▶ The exercise
Extract each record and reproduce it exactly.

Data entries for graphics

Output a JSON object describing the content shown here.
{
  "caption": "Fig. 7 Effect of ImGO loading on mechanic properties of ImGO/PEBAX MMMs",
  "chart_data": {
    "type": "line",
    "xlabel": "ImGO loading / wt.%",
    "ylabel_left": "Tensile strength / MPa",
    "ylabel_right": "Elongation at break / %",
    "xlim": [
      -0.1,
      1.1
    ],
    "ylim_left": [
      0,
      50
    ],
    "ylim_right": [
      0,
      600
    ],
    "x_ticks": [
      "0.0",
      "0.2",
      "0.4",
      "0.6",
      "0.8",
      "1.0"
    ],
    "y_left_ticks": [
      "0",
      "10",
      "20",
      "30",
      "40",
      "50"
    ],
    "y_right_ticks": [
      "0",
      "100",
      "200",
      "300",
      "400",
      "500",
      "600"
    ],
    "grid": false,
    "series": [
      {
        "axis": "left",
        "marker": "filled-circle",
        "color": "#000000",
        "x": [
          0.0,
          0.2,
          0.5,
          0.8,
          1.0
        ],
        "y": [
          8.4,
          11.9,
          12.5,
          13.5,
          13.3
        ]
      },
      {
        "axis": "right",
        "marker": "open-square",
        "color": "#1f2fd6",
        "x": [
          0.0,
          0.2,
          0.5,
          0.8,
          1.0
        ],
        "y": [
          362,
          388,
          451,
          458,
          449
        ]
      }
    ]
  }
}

▶ Exercise result
Output a JSON object describing the content shown here.
{
  "caption": "Fig. 7 Effect of ImGO loading on mechanic properties of ImGO/PEBAX MMMs",
  "chart_data": {
    "type": "line",
    "xlabel": "ImGO loading / wt.%",
    "ylabel_left": "Tensile strength / MPa",
    "ylabel_right": "Elongation at break / %",
    "xlim": [
      -0.1,
      1.1
    ],
    "ylim_left": [
      0,
      50
    ],
    "ylim_right": [
      0,
      600
    ],
    "x_ticks": [
      "0.0",
      "0.2",
      "0.4",
      "0.6",
      "0.8",
      "1.0"
    ],
    "y_left_ticks": [
      "0",
      "10",
      "20",
      "30",
      "40",
      "50"
    ],
    "y_right_ticks": [
      "0",
      "100",
      "200",
      "300",
      "400",
      "500",
      "600"
    ],
    "grid": false,
    "series": [
      {
        "axis": "left",
        "marker": "filled-circle",
        "color": "#000000",
        "x": [
          0.0,
          0.2,
          0.5,
          0.8,
          1.0
        ],
        "y": [
          8.4,
          11.9,
          12.5,
          13.5,
          13.3
        ]
      },
      {
        "axis": "right",
        "marker": "open-square",
        "color": "#1f2fd6",
        "x": [
          0.0,
          0.2,
          0.5,
          0.8,
          1.0
        ],
        "y": [
          362,
          388,
          451,
          458,
          449
        ]
      }
    ]
  }
}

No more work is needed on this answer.